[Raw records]

——

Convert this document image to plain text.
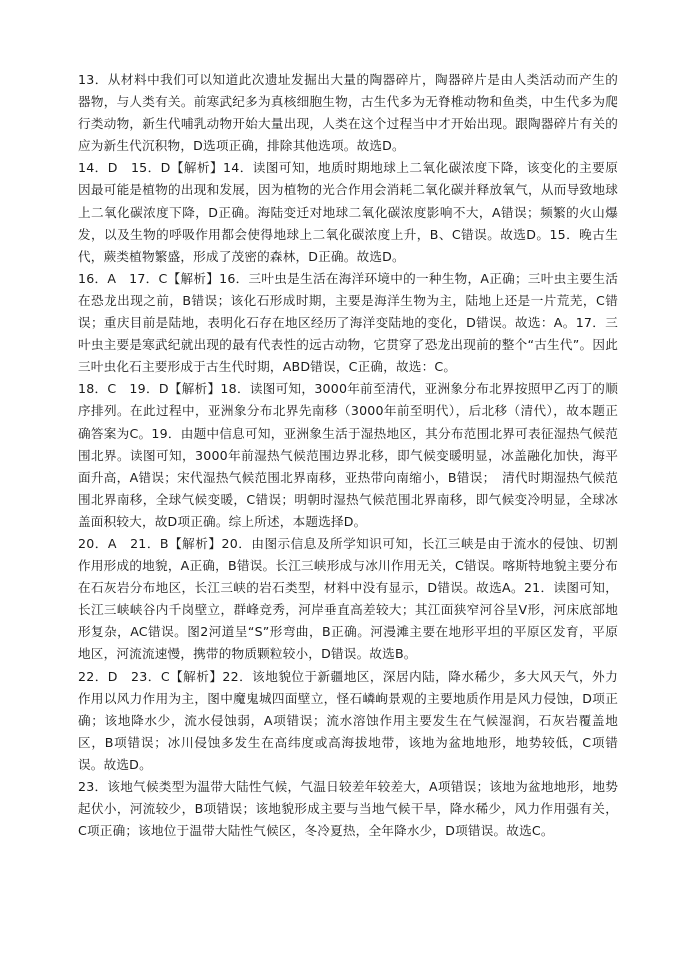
13．从材料中我们可以知道此次遗址发掘出大量的陶器碎片，陶器碎片是由人类活动而产生的器物，与人类有关。前寒武纪多为真核细胞生物，古生代多为无脊椎动物和鱼类，中生代多为爬行类动物，新生代哺乳动物开始大量出现，人类在这个过程当中才开始出现。跟陶器碎片有关的应为新生代沉积物，D选项正确，排除其他选项。故选D。

14．D　15．D【解析】14．读图可知，地质时期地球上二氧化碳浓度下降，该变化的主要原因最可能是植物的出现和发展，因为植物的光合作用会消耗二氧化碳并释放氧气，从而导致地球上二氧化碳浓度下降，D正确。海陆变迁对地球二氧化碳浓度影响不大，A错误；频繁的火山爆发，以及生物的呼吸作用都会使得地球上二氧化碳浓度上升，B、C错误。故选D。15．晚古生代，蕨类植物繁盛，形成了茂密的森林，D正确。故选D。

16．A　17．C【解析】16．三叶虫是生活在海洋环境中的一种生物，A正确；三叶虫主要生活在恐龙出现之前，B错误；该化石形成时期，主要是海洋生物为主，陆地上还是一片荒芜，C错误；重庆目前是陆地，表明化石存在地区经历了海洋变陆地的变化，D错误。故选：A。17．三叶虫主要是寒武纪就出现的最有代表性的远古动物，它贯穿了恐龙出现前的整个“古生代”。因此三叶虫化石主要形成于古生代时期，ABD错误，C正确，故选：C。

18．C　19．D【解析】18．读图可知，3000年前至清代，亚洲象分布北界按照甲乙丙丁的顺序排列。在此过程中，亚洲象分布北界先南移（3000年前至明代），后北移（清代），故本题正确答案为C。19．由题中信息可知，亚洲象生活于湿热地区，其分布范围北界可表征湿热气候范围北界。读图可知，3000年前湿热气候范围边界北移，即气候变暖明显，冰盖融化加快，海平面升高，A错误；宋代湿热气候范围北界南移，亚热带向南缩小，B错误；　清代时期湿热气候范围北界南移，全球气候变暖，C错误；明朝时湿热气候范围北界南移，即气候变冷明显，全球冰盖面积较大，故D项正确。综上所述，本题选择D。

20．A　21．B【解析】20．由图示信息及所学知识可知，长江三峡是由于流水的侵蚀、切割作用形成的地貌，A正确，B错误。长江三峡形成与冰川作用无关，C错误。喀斯特地貌主要分布在石灰岩分布地区，长江三峡的岩石类型，材料中没有显示，D错误。故选A。21．读图可知，长江三峡峡谷内千岗壁立，群峰竞秀，河岸垂直高差较大；其江面狭窄河谷呈V形，河床底部地形复杂，AC错误。图2河道呈“S”形弯曲，B正确。河漫滩主要在地形平坦的平原区发育，平原地区，河流流速慢，携带的物质颗粒较小，D错误。故选B。

22．D　23．C【解析】22．该地貌位于新疆地区，深居内陆，降水稀少，多大风天气，外力作用以风力作用为主，图中魔鬼城四面壁立，怪石嶙峋景观的主要地质作用是风力侵蚀，D项正确；该地降水少，流水侵蚀弱，A项错误；流水溶蚀作用主要发生在气候湿润，石灰岩覆盖地区，B项错误；冰川侵蚀多发生在高纬度或高海拔地带，该地为盆地地形，地势较低，C项错误。故选D。

23．该地气候类型为温带大陆性气候，气温日较差年较差大，A项错误；该地为盆地地形，地势起伏小，河流较少，B项错误；该地貌形成主要与当地气候干旱，降水稀少，风力作用强有关，C项正确；该地位于温带大陆性气候区，冬冷夏热，全年降水少，D项错误。故选C。
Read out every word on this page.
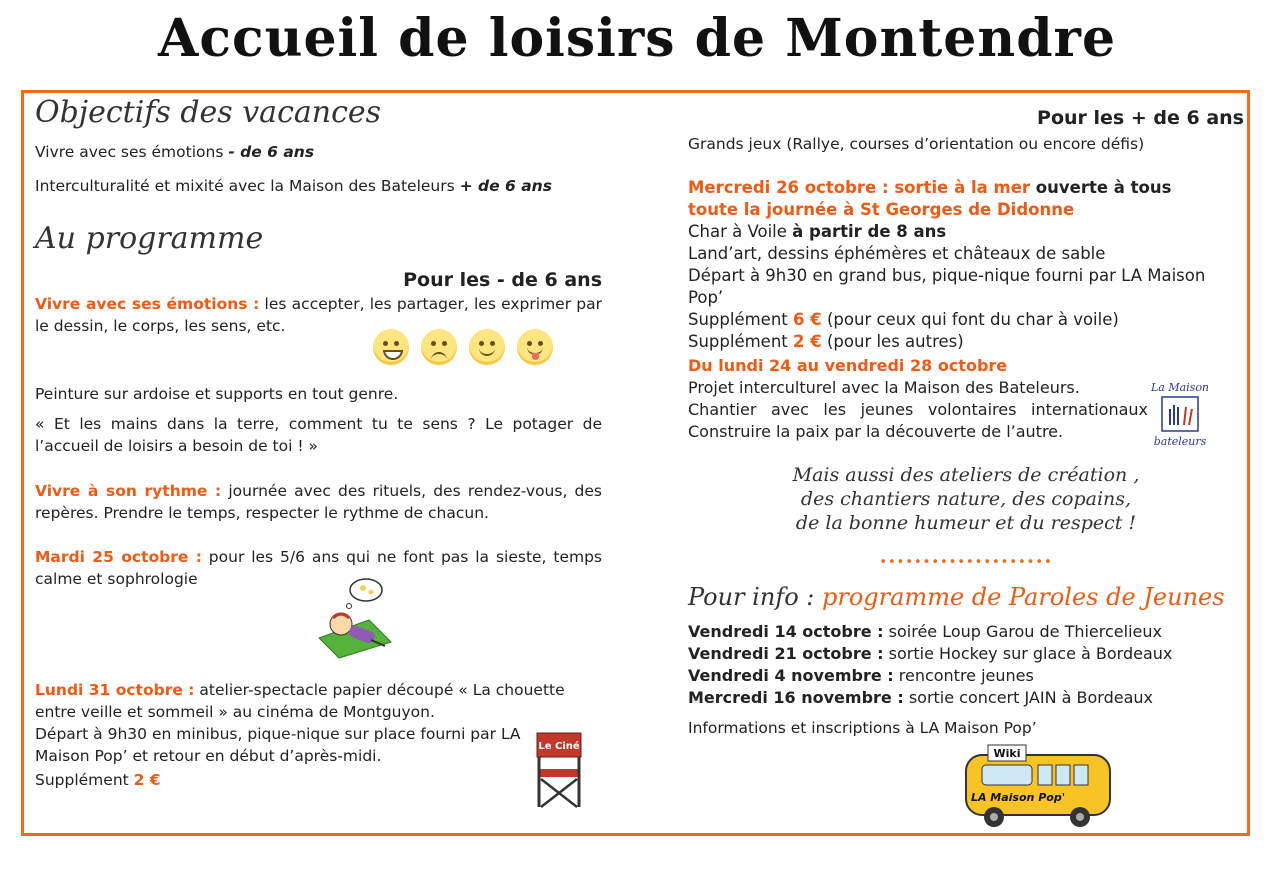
Accueil de loisirs de Montendre
Objectifs des vacances

Vivre avec ses émotions - de 6 ans

Interculturalité et mixité avec la Maison des Bateleurs + de 6 ans

Au programme
Pour les - de 6 ans

Vivre avec ses émotions : les accepter, les partager, les exprimer par le dessin, le corps, les sens, etc.

Peinture sur ardoise et supports en tout genre.

« Et les mains dans la terre, comment tu te sens ? Le potager de l’accueil de loisirs a besoin de toi ! »

Vivre à son rythme : journée avec des rituels, des rendez-vous, des repères. Prendre le temps, respecter le rythme de chacun.

Mardi 25 octobre : pour les 5/6 ans qui ne font pas la sieste, temps calme et sophrologie

Lundi 31 octobre : atelier-spectacle papier découpé « La chouette entre veille et sommeil » au cinéma de Montguyon.

Départ à 9h30 en minibus, pique-nique sur place fourni par LA Maison Pop’ et retour en début d’après-midi.

Supplément 2 €

Le Ciné
Pour les + de 6 ans

Grands jeux (Rallye, courses d’orientation ou encore défis)

Mercredi 26 octobre : sortie à la mer ouverte à tous
toute la journée à St Georges de Didonne
Char à Voile à partir de 8 ans
Land’art, dessins éphémères et châteaux de sable
Départ à 9h30 en grand bus, pique-nique fourni par LA Maison Pop’
Supplément 6 € (pour ceux qui font du char à voile)
Supplément 2 € (pour les autres)
Du lundi 24 au vendredi 28 octobre
Projet interculturel avec la Maison des Bateleurs.
Chantier avec les jeunes volontaires internationaux
Construire la paix par la découverte de l’autre.
La Maison
bateleurs
Mais aussi des ateliers de création ,
des chantiers nature, des copains,
de la bonne humeur et du respect !
••••••••••••••••••••
Pour info : programme de Paroles de Jeunes
Vendredi 14 octobre : soirée Loup Garou de Thiercelieux
Vendredi 21 octobre : sortie Hockey sur glace à Bordeaux
Vendredi 4 novembre : rencontre jeunes
Mercredi 16 novembre : sortie concert JAIN à Bordeaux

Informations et inscriptions à LA Maison Pop’

Wiki
LA Maison Pop'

——

YOUR OBJECTIVE: Set the pictures aside and transcribe the data above exactly.

CORRECT OUTPUT:
Convert this document image to plain text.
13．从材料中我们可以知道此次遗址发掘出大量的陶器碎片，陶器碎片是由人类活动而产生的器物，与人类有关。前寒武纪多为真核细胞生物，古生代多为无脊椎动物和鱼类，中生代多为爬行类动物，新生代哺乳动物开始大量出现，人类在这个过程当中才开始出现。跟陶器碎片有关的应为新生代沉积物，D选项正确，排除其他选项。故选D。

14．D　15．D【解析】14．读图可知，地质时期地球上二氧化碳浓度下降，该变化的主要原因最可能是植物的出现和发展，因为植物的光合作用会消耗二氧化碳并释放氧气，从而导致地球上二氧化碳浓度下降，D正确。海陆变迁对地球二氧化碳浓度影响不大，A错误；频繁的火山爆发，以及生物的呼吸作用都会使得地球上二氧化碳浓度上升，B、C错误。故选D。15．晚古生代，蕨类植物繁盛，形成了茂密的森林，D正确。故选D。

16．A　17．C【解析】16．三叶虫是生活在海洋环境中的一种生物，A正确；三叶虫主要生活在恐龙出现之前，B错误；该化石形成时期，主要是海洋生物为主，陆地上还是一片荒芜，C错误；重庆目前是陆地，表明化石存在地区经历了海洋变陆地的变化，D错误。故选：A。17．三叶虫主要是寒武纪就出现的最有代表性的远古动物，它贯穿了恐龙出现前的整个“古生代”。因此三叶虫化石主要形成于古生代时期，ABD错误，C正确，故选：C。

18．C　19．D【解析】18．读图可知，3000年前至清代，亚洲象分布北界按照甲乙丙丁的顺序排列。在此过程中，亚洲象分布北界先南移（3000年前至明代），后北移（清代），故本题正确答案为C。19．由题中信息可知，亚洲象生活于湿热地区，其分布范围北界可表征湿热气候范围北界。读图可知，3000年前湿热气候范围边界北移，即气候变暖明显，冰盖融化加快，海平面升高，A错误；宋代湿热气候范围北界南移，亚热带向南缩小，B错误；　清代时期湿热气候范围北界南移，全球气候变暖，C错误；明朝时湿热气候范围北界南移，即气候变冷明显，全球冰盖面积较大，故D项正确。综上所述，本题选择D。

20．A　21．B【解析】20．由图示信息及所学知识可知，长江三峡是由于流水的侵蚀、切割作用形成的地貌，A正确，B错误。长江三峡形成与冰川作用无关，C错误。喀斯特地貌主要分布在石灰岩分布地区，长江三峡的岩石类型，材料中没有显示，D错误。故选A。21．读图可知，长江三峡峡谷内千岗壁立，群峰竞秀，河岸垂直高差较大；其江面狭窄河谷呈V形，河床底部地形复杂，AC错误。图2河道呈“S”形弯曲，B正确。河漫滩主要在地形平坦的平原区发育，平原地区，河流流速慢，携带的物质颗粒较小，D错误。故选B。

22．D　23．C【解析】22．该地貌位于新疆地区，深居内陆，降水稀少，多大风天气，外力作用以风力作用为主，图中魔鬼城四面壁立，怪石嶙峋景观的主要地质作用是风力侵蚀，D项正确；该地降水少，流水侵蚀弱，A项错误；流水溶蚀作用主要发生在气候湿润，石灰岩覆盖地区，B项错误；冰川侵蚀多发生在高纬度或高海拔地带，该地为盆地地形，地势较低，C项错误。故选D。

23．该地气候类型为温带大陆性气候，气温日较差年较差大，A项错误；该地为盆地地形，地势起伏小，河流较少，B项错误；该地貌形成主要与当地气候干旱，降水稀少，风力作用强有关，C项正确；该地位于温带大陆性气候区，冬冷夏热，全年降水少，D项错误。故选C。
Read out every word on this page.
Accueil de loisirs de Montendre
Objectifs des vacances

Vivre avec ses émotions - de 6 ans

Interculturalité et mixité avec la Maison des Bateleurs + de 6 ans

Au programme
Pour les - de 6 ans

Vivre avec ses émotions : les accepter, les partager, les exprimer par le dessin, le corps, les sens, etc.

Peinture sur ardoise et supports en tout genre.

« Et les mains dans la terre, comment tu te sens ? Le potager de l’accueil de loisirs a besoin de toi ! »

Vivre à son rythme : journée avec des rituels, des rendez-vous, des repères. Prendre le temps, respecter le rythme de chacun.

Mardi 25 octobre : pour les 5/6 ans qui ne font pas la sieste, temps calme et sophrologie

Lundi 31 octobre : atelier-spectacle papier découpé « La chouette entre veille et sommeil » au cinéma de Montguyon.

Départ à 9h30 en minibus, pique-nique sur place fourni par LA Maison Pop’ et retour en début d’après-midi.

Supplément 2 €

Le Ciné
Pour les + de 6 ans

Grands jeux (Rallye, courses d’orientation ou encore défis)

Mercredi 26 octobre : sortie à la mer ouverte à tous
toute la journée à St Georges de Didonne
Char à Voile à partir de 8 ans
Land’art, dessins éphémères et châteaux de sable
Départ à 9h30 en grand bus, pique-nique fourni par LA Maison Pop’
Supplément 6 € (pour ceux qui font du char à voile)
Supplément 2 € (pour les autres)
Du lundi 24 au vendredi 28 octobre
Projet interculturel avec la Maison des Bateleurs.
Chantier avec les jeunes volontaires internationaux
Construire la paix par la découverte de l’autre.
La Maison
bateleurs
Mais aussi des ateliers de création ,
des chantiers nature, des copains,
de la bonne humeur et du respect !
••••••••••••••••••••
Pour info : programme de Paroles de Jeunes
Vendredi 14 octobre : soirée Loup Garou de Thiercelieux
Vendredi 21 octobre : sortie Hockey sur glace à Bordeaux
Vendredi 4 novembre : rencontre jeunes
Mercredi 16 novembre : sortie concert JAIN à Bordeaux

Informations et inscriptions à LA Maison Pop’

Wiki
LA Maison Pop'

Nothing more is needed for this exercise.